Give every line from the entries that contains "screenshot".
----
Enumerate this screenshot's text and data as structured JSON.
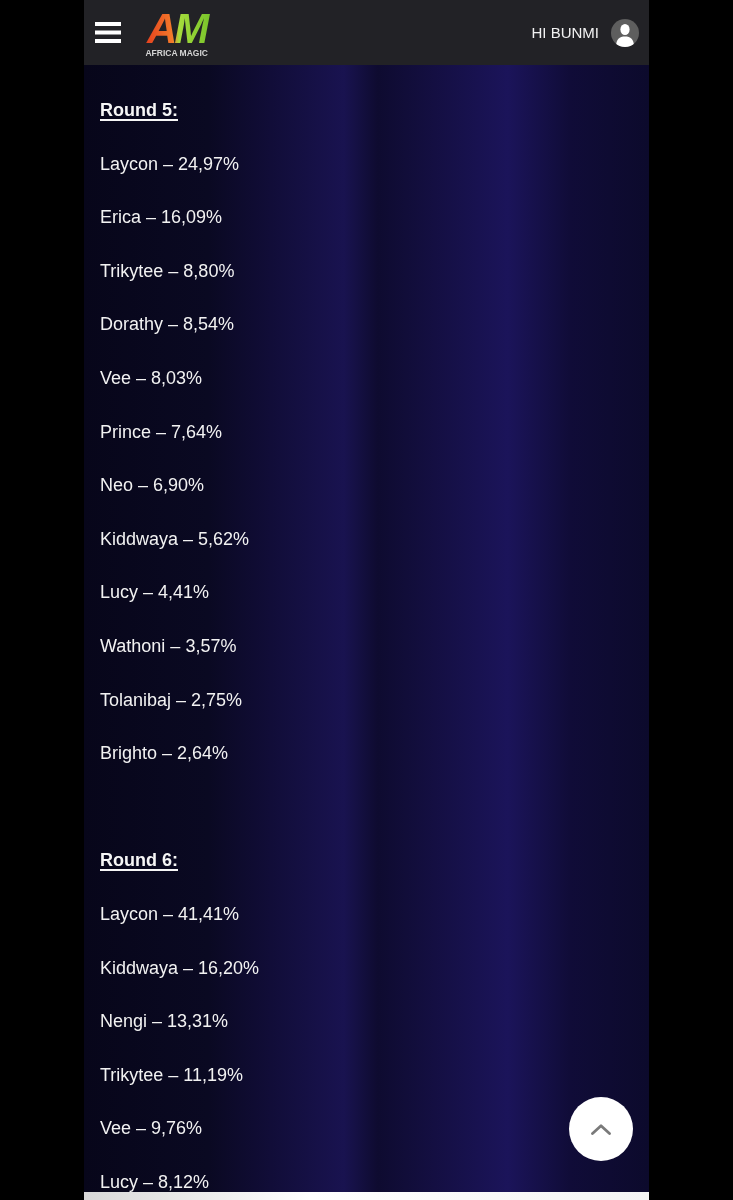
{
  "header": {
    "logo": {
      "mark": "AM",
      "caption": "AFRICA MAGIC"
    },
    "greeting": "HI BUNMI"
  },
  "sections": [
    {
      "heading": "Round 5:",
      "results": [
        "Laycon – 24,97%",
        "Erica – 16,09%",
        "Trikytee – 8,80%",
        "Dorathy – 8,54%",
        "Vee – 8,03%",
        "Prince – 7,64%",
        "Neo – 6,90%",
        "Kiddwaya – 5,62%",
        "Lucy – 4,41%",
        "Wathoni – 3,57%",
        "Tolanibaj – 2,75%",
        "Brighto – 2,64%"
      ]
    },
    {
      "heading": "Round 6:",
      "results": [
        "Laycon – 41,41%",
        "Kiddwaya – 16,20%",
        "Nengi – 13,31%",
        "Trikytee – 11,19%",
        "Vee – 9,76%",
        "Lucy – 8,12%"
      ]
    }
  ]
}
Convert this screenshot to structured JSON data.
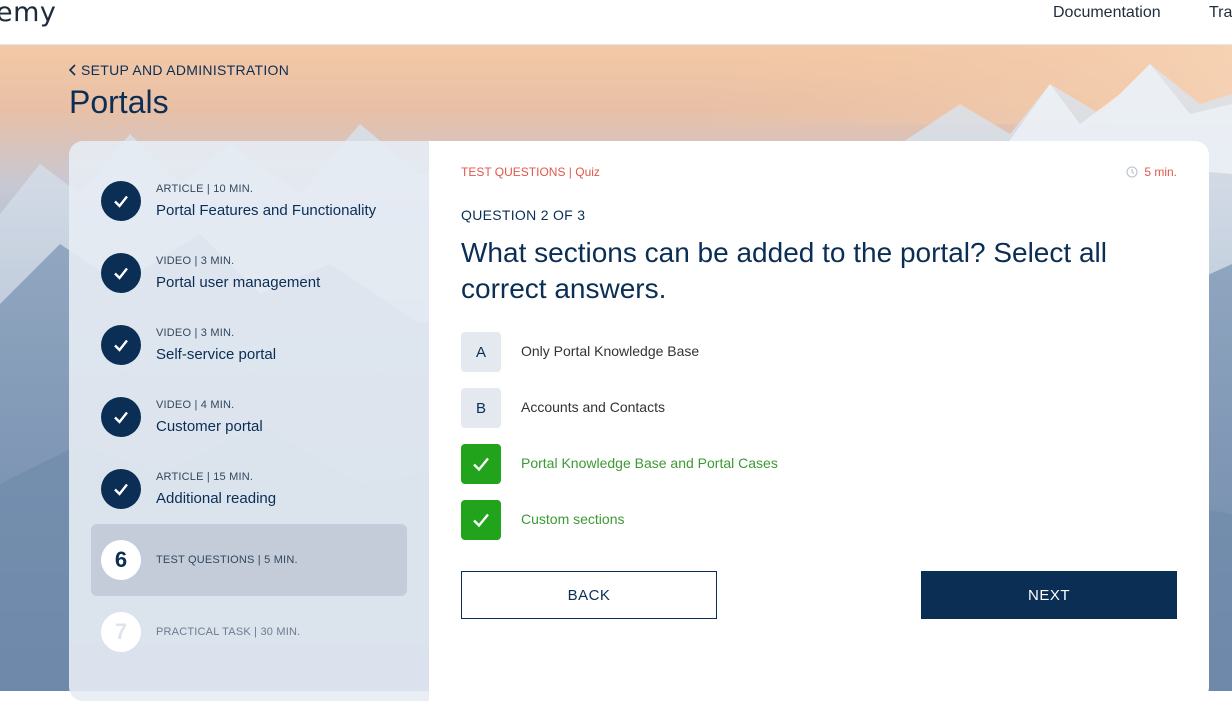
{
  "brand": {
    "logo_text": "emy"
  },
  "nav": {
    "documentation": "Documentation",
    "training": "Tra"
  },
  "breadcrumb": {
    "label": "SETUP AND ADMINISTRATION"
  },
  "page": {
    "title": "Portals"
  },
  "steps": [
    {
      "meta": "ARTICLE | 10 MIN.",
      "title": "Portal Features and Functionality",
      "status": "done"
    },
    {
      "meta": "VIDEO | 3 MIN.",
      "title": "Portal user management",
      "status": "done"
    },
    {
      "meta": "VIDEO | 3 MIN.",
      "title": "Self-service portal",
      "status": "done"
    },
    {
      "meta": "VIDEO | 4 MIN.",
      "title": "Customer portal",
      "status": "done"
    },
    {
      "meta": "ARTICLE | 15 MIN.",
      "title": "Additional reading",
      "status": "done"
    },
    {
      "number": "6",
      "meta": "TEST QUESTIONS | 5 MIN.",
      "status": "active"
    },
    {
      "number": "7",
      "meta": "PRACTICAL TASK | 30 MIN.",
      "status": "upcoming"
    }
  ],
  "quiz": {
    "tag": "TEST QUESTIONS | Quiz",
    "time": "5 min.",
    "question_number": "QUESTION 2 OF 3",
    "question": "What sections can be added to the portal? Select all correct answers.",
    "options": [
      {
        "letter": "A",
        "label": "Only Portal Knowledge Base",
        "checked": false
      },
      {
        "letter": "B",
        "label": "Accounts and Contacts",
        "checked": false
      },
      {
        "letter": "",
        "label": "Portal Knowledge Base and  Portal Cases",
        "checked": true
      },
      {
        "letter": "",
        "label": "Custom sections",
        "checked": true
      }
    ]
  },
  "buttons": {
    "back": "BACK",
    "next": "NEXT"
  },
  "colors": {
    "primary": "#0b2e55",
    "accent": "#e0584c",
    "success": "#22a31c"
  }
}
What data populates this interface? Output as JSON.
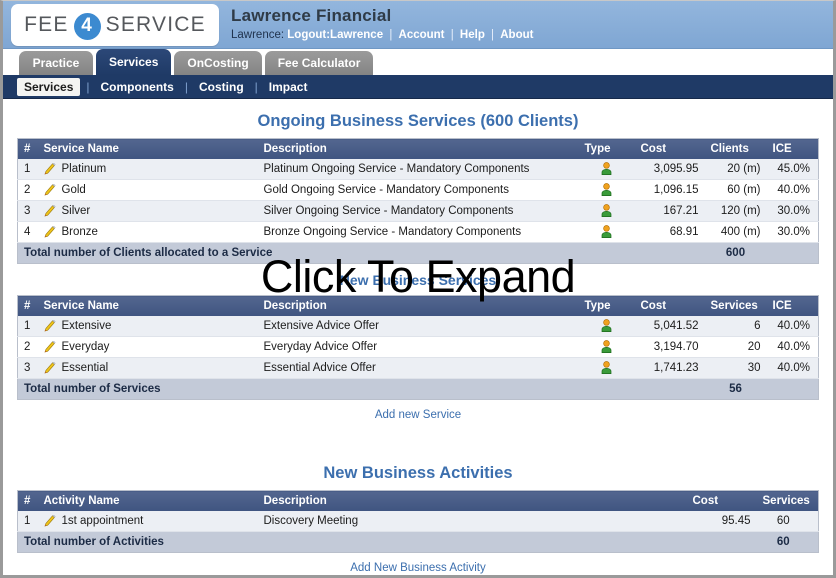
{
  "brand": {
    "logo_part1": "FEE",
    "logo_digit": "4",
    "logo_part2": "SERVICE",
    "accent_color": "#3c8ad0",
    "header_bg": "#8ab0da",
    "nav_bg": "#1f3a66"
  },
  "header": {
    "client_name": "Lawrence Financial",
    "user_prefix": "Lawrence:",
    "links": [
      {
        "label": "Logout:Lawrence"
      },
      {
        "label": "Account"
      },
      {
        "label": "Help"
      },
      {
        "label": "About"
      }
    ]
  },
  "tabs": [
    {
      "label": "Practice",
      "active": false
    },
    {
      "label": "Services",
      "active": true
    },
    {
      "label": "OnCosting",
      "active": false
    },
    {
      "label": "Fee Calculator",
      "active": false
    }
  ],
  "subnav": [
    {
      "label": "Services",
      "current": true
    },
    {
      "label": "Components",
      "current": false
    },
    {
      "label": "Costing",
      "current": false
    },
    {
      "label": "Impact",
      "current": false
    }
  ],
  "overlay": {
    "text": "Click To Expand"
  },
  "sections": {
    "ongoing": {
      "title": "Ongoing Business Services (600 Clients)",
      "columns": [
        "#",
        "Service Name",
        "Description",
        "Type",
        "Cost",
        "Clients",
        "ICE"
      ],
      "rows": [
        {
          "num": "1",
          "name": "Platinum",
          "desc": "Platinum Ongoing Service - Mandatory Components",
          "type": "person-icon",
          "cost": "3,095.95",
          "count": "20 (m)",
          "ice": "45.0%"
        },
        {
          "num": "2",
          "name": "Gold",
          "desc": "Gold Ongoing Service - Mandatory Components",
          "type": "person-icon",
          "cost": "1,096.15",
          "count": "60 (m)",
          "ice": "40.0%"
        },
        {
          "num": "3",
          "name": "Silver",
          "desc": "Silver Ongoing Service - Mandatory Components",
          "type": "person-icon",
          "cost": "167.21",
          "count": "120 (m)",
          "ice": "30.0%"
        },
        {
          "num": "4",
          "name": "Bronze",
          "desc": "Bronze Ongoing Service - Mandatory Components",
          "type": "person-icon",
          "cost": "68.91",
          "count": "400 (m)",
          "ice": "30.0%"
        }
      ],
      "total_label": "Total number of Clients allocated to a Service",
      "total_value": "600"
    },
    "new_services": {
      "title": "New Business Services",
      "columns": [
        "#",
        "Service Name",
        "Description",
        "Type",
        "Cost",
        "Services",
        "ICE"
      ],
      "rows": [
        {
          "num": "1",
          "name": "Extensive",
          "desc": "Extensive Advice Offer",
          "type": "person-icon",
          "cost": "5,041.52",
          "count": "6",
          "ice": "40.0%"
        },
        {
          "num": "2",
          "name": "Everyday",
          "desc": "Everyday Advice Offer",
          "type": "person-icon",
          "cost": "3,194.70",
          "count": "20",
          "ice": "40.0%"
        },
        {
          "num": "3",
          "name": "Essential",
          "desc": "Essential Advice Offer",
          "type": "person-icon",
          "cost": "1,741.23",
          "count": "30",
          "ice": "40.0%"
        }
      ],
      "total_label": "Total number of Services",
      "total_value": "56",
      "add_link": "Add new Service"
    },
    "new_activities": {
      "title": "New Business Activities",
      "columns": [
        "#",
        "Activity Name",
        "Description",
        "Cost",
        "Services"
      ],
      "rows": [
        {
          "num": "1",
          "name": "1st appointment",
          "desc": "Discovery Meeting",
          "cost": "95.45",
          "count": "60"
        }
      ],
      "total_label": "Total number of Activities",
      "total_value": "60",
      "add_link": "Add New Business Activity"
    }
  }
}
----
• [RESPONSE BELOW]
Enumerate this screenshot's text and data as structured JSON.
Convert this screenshot to structured JSON data.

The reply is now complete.